======== Material for this exercise ========

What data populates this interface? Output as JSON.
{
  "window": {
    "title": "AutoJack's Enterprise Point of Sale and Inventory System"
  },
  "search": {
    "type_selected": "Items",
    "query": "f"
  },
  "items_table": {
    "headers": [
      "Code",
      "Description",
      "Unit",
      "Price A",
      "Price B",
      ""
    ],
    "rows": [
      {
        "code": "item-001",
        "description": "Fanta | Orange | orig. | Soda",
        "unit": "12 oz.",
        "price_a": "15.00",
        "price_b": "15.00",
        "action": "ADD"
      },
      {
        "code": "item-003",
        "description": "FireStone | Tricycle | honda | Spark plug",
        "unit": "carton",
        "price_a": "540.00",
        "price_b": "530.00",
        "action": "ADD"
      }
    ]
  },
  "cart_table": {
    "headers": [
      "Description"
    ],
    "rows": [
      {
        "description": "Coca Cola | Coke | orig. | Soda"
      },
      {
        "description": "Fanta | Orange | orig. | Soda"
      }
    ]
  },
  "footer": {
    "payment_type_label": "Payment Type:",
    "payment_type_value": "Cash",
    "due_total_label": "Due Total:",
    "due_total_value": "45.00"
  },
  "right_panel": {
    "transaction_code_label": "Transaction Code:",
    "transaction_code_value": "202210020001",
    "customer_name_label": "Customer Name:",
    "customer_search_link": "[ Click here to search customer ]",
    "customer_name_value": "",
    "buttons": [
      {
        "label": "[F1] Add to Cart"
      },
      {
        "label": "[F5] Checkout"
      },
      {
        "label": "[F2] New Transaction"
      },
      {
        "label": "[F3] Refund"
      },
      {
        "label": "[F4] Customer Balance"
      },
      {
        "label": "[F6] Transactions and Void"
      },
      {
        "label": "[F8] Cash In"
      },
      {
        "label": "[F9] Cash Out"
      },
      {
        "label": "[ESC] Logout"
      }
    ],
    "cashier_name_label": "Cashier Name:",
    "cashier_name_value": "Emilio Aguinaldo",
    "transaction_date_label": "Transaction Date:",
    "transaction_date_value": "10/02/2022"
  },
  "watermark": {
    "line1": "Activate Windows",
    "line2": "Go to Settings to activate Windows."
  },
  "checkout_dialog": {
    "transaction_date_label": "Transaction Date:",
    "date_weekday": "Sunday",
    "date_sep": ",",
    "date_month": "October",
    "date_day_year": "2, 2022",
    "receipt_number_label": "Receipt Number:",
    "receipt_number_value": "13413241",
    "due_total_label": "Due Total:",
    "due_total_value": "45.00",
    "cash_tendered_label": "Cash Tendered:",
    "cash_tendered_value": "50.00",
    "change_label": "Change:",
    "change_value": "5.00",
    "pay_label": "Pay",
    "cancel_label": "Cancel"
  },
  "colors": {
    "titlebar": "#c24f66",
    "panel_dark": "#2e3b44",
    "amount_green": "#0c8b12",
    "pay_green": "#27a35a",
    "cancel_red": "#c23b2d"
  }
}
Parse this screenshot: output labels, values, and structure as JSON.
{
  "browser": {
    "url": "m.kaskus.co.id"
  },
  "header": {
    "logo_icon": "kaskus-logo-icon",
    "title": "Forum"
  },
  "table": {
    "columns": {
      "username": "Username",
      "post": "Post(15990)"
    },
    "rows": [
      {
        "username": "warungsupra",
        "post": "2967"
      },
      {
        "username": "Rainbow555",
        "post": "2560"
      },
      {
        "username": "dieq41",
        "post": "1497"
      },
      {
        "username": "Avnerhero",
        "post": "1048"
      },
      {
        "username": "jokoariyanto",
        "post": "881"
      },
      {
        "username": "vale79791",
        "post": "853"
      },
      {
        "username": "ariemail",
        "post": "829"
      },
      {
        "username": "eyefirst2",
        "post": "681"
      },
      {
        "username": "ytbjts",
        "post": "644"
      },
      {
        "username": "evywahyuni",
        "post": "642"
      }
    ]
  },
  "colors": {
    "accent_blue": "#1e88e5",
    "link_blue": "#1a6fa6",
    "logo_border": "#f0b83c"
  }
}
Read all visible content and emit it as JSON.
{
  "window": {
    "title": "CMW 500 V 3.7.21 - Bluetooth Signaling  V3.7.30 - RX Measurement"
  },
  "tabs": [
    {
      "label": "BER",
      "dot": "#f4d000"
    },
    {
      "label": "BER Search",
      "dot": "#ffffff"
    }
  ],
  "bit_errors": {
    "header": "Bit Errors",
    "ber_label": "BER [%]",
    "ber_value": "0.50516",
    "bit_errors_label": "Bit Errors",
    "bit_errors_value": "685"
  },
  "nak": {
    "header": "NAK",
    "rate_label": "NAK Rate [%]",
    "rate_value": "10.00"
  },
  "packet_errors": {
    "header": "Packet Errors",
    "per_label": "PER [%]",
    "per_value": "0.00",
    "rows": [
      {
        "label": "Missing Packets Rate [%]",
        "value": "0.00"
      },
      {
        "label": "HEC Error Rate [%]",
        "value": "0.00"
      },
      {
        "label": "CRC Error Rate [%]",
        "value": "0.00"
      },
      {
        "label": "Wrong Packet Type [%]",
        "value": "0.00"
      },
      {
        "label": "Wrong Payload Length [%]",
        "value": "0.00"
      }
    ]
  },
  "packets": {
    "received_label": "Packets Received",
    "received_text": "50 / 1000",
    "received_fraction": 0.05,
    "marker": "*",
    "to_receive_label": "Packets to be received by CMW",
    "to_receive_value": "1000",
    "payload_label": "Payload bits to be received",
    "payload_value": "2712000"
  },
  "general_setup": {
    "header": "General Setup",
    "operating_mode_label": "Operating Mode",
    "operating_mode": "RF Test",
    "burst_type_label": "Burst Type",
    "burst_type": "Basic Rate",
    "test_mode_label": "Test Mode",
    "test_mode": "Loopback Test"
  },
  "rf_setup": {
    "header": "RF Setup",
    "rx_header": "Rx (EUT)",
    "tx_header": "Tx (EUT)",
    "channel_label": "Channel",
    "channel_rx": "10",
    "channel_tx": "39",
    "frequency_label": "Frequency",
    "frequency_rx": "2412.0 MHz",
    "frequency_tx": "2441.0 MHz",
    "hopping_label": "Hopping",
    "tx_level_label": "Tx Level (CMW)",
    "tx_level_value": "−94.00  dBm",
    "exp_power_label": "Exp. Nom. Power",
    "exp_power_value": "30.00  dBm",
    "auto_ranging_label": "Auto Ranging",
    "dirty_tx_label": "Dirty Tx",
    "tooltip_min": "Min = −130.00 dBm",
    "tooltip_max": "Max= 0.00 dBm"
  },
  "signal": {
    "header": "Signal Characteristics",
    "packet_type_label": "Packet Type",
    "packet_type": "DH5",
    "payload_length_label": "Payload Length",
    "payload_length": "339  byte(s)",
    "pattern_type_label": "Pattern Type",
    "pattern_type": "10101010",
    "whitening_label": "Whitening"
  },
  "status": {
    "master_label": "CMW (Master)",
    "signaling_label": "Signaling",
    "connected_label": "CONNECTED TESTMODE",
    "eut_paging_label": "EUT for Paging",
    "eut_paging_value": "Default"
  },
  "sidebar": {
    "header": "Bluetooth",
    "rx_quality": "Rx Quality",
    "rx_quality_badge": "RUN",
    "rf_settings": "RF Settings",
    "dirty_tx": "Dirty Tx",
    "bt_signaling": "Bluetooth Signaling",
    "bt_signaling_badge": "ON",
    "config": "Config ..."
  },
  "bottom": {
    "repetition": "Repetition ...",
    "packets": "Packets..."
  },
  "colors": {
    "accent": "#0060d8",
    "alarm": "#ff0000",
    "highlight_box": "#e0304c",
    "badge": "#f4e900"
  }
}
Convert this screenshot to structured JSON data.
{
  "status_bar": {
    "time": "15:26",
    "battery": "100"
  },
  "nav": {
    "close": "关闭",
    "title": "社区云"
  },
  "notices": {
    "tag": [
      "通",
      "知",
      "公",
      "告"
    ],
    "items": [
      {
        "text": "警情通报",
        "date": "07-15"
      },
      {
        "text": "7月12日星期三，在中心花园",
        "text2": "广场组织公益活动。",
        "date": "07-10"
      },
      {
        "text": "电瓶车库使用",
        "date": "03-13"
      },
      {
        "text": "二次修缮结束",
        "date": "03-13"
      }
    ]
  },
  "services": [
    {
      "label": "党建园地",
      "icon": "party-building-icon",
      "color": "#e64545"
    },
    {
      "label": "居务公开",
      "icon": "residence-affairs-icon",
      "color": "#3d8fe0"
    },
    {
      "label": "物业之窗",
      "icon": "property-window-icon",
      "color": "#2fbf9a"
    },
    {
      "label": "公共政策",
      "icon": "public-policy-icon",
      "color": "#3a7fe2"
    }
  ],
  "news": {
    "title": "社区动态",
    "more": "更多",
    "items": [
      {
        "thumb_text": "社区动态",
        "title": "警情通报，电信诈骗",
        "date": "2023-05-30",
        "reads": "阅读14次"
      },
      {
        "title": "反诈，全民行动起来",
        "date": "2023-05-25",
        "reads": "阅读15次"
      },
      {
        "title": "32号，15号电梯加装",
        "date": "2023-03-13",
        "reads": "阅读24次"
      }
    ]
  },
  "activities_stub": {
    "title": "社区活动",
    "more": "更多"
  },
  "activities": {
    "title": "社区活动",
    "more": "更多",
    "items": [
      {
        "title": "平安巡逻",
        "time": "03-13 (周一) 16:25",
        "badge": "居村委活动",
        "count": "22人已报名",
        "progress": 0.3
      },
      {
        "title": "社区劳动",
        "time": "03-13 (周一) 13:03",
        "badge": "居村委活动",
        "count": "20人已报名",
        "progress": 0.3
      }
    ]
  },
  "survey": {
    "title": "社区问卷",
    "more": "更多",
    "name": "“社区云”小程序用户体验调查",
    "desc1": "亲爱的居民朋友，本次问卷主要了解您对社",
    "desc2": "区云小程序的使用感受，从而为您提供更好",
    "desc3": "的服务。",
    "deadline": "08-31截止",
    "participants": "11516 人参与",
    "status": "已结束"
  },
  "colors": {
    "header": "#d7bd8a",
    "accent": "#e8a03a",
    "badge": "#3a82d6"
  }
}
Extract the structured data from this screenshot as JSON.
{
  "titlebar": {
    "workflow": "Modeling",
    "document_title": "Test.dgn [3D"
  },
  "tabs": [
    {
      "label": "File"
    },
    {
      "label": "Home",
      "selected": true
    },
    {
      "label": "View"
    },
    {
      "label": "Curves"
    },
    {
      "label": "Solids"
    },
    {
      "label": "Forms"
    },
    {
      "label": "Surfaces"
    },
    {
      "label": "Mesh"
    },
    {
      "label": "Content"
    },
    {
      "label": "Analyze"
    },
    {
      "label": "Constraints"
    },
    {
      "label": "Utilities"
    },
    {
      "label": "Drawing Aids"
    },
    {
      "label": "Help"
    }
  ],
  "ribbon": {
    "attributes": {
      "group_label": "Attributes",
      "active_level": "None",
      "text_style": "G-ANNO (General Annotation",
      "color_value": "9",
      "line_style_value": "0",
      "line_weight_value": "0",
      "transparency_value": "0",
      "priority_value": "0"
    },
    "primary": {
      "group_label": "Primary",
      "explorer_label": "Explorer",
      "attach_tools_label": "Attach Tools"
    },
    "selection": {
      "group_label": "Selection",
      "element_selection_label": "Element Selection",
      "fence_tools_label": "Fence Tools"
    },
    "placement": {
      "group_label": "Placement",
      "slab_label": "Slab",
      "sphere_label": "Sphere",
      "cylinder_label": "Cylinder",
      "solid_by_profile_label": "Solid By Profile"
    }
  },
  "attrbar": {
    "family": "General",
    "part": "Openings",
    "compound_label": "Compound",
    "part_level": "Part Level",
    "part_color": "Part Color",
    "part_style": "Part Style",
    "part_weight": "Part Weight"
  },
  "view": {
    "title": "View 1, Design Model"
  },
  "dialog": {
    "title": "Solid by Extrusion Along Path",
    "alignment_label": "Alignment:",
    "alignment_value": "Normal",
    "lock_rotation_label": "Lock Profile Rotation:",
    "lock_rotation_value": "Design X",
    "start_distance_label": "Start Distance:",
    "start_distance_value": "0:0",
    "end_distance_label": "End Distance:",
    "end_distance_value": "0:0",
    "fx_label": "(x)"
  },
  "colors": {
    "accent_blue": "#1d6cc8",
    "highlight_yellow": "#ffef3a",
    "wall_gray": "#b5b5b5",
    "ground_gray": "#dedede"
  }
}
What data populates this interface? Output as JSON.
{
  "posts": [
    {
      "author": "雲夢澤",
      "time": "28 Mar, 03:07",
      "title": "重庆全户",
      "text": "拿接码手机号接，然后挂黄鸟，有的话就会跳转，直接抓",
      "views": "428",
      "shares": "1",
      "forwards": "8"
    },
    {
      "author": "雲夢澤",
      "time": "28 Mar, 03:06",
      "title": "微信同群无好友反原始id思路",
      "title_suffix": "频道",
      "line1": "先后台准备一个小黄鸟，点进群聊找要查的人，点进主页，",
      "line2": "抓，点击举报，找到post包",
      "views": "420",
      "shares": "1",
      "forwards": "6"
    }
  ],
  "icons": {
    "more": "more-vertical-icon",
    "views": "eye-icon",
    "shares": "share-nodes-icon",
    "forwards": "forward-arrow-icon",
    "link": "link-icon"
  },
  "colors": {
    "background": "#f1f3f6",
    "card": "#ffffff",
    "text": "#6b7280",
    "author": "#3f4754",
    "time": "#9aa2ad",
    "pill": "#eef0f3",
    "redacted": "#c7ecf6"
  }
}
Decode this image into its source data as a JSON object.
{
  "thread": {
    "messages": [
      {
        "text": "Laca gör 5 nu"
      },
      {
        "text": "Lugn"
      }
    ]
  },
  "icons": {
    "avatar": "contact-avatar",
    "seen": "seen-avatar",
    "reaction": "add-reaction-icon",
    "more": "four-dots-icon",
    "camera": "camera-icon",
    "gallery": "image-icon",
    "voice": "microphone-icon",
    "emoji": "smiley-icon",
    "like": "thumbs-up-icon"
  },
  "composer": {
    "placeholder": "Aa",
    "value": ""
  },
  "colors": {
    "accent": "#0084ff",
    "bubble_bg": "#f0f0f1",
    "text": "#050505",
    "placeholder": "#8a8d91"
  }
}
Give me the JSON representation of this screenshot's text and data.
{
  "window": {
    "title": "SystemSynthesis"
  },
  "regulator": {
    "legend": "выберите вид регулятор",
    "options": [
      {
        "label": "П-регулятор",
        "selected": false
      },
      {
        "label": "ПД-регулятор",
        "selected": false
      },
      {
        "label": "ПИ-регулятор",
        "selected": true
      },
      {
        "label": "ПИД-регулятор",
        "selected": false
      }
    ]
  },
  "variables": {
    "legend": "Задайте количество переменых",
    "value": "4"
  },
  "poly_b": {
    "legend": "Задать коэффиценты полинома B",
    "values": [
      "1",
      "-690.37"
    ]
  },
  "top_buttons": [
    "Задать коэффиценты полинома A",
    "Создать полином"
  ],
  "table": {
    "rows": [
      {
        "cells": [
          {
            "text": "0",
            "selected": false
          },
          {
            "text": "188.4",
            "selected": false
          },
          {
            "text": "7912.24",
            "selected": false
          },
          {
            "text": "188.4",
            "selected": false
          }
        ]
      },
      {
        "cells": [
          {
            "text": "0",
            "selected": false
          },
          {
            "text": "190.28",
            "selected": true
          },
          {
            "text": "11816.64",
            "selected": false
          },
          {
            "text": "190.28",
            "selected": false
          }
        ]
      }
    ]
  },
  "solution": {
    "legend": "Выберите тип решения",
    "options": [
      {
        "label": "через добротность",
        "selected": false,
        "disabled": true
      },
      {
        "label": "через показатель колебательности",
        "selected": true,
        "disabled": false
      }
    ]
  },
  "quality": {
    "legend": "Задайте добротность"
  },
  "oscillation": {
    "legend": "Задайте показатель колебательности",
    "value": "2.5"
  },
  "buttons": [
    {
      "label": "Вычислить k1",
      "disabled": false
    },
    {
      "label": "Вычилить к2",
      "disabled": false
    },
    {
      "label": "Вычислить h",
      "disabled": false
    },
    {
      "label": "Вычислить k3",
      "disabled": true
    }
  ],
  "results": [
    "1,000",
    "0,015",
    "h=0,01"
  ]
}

========

Written problem: Give nothing but the count of lines in the listing above that hold the string "Soda".

Answer for this exercise: 3